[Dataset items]
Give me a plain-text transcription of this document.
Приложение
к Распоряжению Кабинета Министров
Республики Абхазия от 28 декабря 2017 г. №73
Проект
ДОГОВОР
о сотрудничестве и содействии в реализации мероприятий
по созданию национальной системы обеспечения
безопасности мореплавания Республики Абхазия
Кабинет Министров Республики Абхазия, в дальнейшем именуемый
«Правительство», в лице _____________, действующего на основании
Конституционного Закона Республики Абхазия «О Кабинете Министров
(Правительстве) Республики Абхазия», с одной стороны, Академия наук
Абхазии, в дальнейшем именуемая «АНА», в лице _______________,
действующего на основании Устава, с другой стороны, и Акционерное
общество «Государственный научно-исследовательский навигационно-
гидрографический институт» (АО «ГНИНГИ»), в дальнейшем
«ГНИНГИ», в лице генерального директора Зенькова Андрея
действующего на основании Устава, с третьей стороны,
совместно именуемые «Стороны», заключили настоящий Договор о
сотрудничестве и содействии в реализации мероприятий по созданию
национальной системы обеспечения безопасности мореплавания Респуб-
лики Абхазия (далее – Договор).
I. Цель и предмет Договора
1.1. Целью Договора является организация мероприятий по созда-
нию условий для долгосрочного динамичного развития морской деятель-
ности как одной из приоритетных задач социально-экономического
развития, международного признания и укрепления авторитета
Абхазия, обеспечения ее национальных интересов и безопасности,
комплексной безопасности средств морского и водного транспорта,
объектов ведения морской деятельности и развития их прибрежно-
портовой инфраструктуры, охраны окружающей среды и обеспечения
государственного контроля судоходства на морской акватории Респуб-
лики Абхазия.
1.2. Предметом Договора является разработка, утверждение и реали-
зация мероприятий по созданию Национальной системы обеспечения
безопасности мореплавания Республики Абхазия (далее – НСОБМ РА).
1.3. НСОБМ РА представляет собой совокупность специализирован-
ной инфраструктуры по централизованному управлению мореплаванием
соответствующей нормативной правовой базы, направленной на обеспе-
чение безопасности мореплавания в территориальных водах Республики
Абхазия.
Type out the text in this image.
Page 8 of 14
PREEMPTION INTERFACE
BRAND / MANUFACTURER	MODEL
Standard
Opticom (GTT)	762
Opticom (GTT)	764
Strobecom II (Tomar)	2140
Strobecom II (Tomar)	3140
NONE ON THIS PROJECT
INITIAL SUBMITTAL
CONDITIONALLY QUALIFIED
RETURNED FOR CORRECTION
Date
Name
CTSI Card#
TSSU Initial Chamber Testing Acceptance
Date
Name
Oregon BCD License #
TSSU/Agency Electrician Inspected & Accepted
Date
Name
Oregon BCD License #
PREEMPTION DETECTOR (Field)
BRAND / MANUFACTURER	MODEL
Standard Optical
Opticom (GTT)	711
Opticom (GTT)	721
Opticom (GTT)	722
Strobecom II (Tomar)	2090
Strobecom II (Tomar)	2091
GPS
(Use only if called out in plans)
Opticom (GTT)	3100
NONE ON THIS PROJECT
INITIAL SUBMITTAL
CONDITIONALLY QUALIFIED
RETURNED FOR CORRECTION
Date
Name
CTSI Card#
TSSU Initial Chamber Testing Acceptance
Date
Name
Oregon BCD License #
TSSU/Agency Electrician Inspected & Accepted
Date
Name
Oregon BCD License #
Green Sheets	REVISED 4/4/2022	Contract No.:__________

==

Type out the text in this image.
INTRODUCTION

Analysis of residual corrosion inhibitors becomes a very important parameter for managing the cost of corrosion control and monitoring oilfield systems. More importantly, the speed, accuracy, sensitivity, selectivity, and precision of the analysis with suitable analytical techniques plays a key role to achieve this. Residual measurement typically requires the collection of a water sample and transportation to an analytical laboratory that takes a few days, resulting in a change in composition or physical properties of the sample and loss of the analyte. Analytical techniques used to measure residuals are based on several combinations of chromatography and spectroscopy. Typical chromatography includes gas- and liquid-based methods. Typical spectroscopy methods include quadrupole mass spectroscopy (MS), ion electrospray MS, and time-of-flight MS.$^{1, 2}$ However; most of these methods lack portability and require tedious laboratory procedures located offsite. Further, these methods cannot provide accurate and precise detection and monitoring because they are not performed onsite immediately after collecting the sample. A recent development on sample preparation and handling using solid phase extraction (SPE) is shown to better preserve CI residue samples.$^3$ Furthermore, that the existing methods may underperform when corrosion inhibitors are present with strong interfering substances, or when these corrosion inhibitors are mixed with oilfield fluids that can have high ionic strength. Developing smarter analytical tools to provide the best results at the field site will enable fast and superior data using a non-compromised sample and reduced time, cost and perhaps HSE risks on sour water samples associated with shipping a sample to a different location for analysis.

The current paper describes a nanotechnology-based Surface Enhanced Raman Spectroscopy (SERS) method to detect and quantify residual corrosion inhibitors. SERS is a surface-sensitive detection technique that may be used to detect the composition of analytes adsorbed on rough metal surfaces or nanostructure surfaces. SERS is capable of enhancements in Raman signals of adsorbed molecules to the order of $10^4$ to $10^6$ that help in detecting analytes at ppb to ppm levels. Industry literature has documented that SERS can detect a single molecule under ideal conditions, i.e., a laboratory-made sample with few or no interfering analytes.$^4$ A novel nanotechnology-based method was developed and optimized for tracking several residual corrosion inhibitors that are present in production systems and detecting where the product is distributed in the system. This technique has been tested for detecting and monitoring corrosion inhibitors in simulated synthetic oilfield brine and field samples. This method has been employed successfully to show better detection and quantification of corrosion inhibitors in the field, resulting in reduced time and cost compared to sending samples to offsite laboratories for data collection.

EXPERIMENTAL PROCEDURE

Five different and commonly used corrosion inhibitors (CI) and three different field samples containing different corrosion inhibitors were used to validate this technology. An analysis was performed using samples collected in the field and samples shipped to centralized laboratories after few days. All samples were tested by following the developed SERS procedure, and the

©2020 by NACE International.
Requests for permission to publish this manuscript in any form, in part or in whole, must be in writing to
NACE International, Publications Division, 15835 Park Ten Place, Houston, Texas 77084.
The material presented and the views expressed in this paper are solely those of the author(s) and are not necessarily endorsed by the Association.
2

## Aim of the task
Copy every line above in which the string "лице" shows up.

## Task response
«Правительство», в лице _____________, действующего на основании
Абхазии, в дальнейшем именуемая «АНА», в лице _______________,
«ГНИНГИ», в лице генерального директора Зенькова Андрея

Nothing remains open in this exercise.